What you will do >> Work out the number of lines containing "全球云计算巨头". Answer with nothing but that number.

··· Extracted information ···

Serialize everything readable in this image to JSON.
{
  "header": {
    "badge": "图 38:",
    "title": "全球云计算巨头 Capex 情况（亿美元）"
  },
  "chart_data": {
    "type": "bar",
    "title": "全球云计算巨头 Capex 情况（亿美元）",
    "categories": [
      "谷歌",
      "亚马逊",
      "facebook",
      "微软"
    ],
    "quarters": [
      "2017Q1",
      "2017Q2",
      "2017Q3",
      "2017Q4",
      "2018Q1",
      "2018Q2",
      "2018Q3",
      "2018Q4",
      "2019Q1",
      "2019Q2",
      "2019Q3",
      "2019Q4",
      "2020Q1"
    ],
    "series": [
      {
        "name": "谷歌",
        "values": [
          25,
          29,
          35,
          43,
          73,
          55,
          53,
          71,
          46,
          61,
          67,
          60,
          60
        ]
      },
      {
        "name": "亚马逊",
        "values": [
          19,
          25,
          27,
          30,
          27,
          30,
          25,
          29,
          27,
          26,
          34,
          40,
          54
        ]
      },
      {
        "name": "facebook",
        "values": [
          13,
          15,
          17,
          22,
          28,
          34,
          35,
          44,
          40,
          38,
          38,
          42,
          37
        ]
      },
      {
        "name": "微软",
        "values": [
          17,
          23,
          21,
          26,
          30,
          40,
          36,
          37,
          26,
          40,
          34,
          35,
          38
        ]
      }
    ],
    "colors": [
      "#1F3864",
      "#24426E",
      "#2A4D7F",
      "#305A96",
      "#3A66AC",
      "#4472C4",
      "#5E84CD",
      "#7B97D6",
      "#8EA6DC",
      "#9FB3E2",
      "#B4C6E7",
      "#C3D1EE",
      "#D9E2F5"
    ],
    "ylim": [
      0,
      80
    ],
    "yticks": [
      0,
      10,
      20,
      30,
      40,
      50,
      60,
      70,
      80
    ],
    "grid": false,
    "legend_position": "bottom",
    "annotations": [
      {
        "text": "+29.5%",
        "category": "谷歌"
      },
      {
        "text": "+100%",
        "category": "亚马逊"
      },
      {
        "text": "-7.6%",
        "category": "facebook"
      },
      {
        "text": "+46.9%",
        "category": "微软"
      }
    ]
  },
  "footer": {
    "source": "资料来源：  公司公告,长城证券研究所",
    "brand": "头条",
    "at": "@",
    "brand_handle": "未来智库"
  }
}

···

Written response >> 2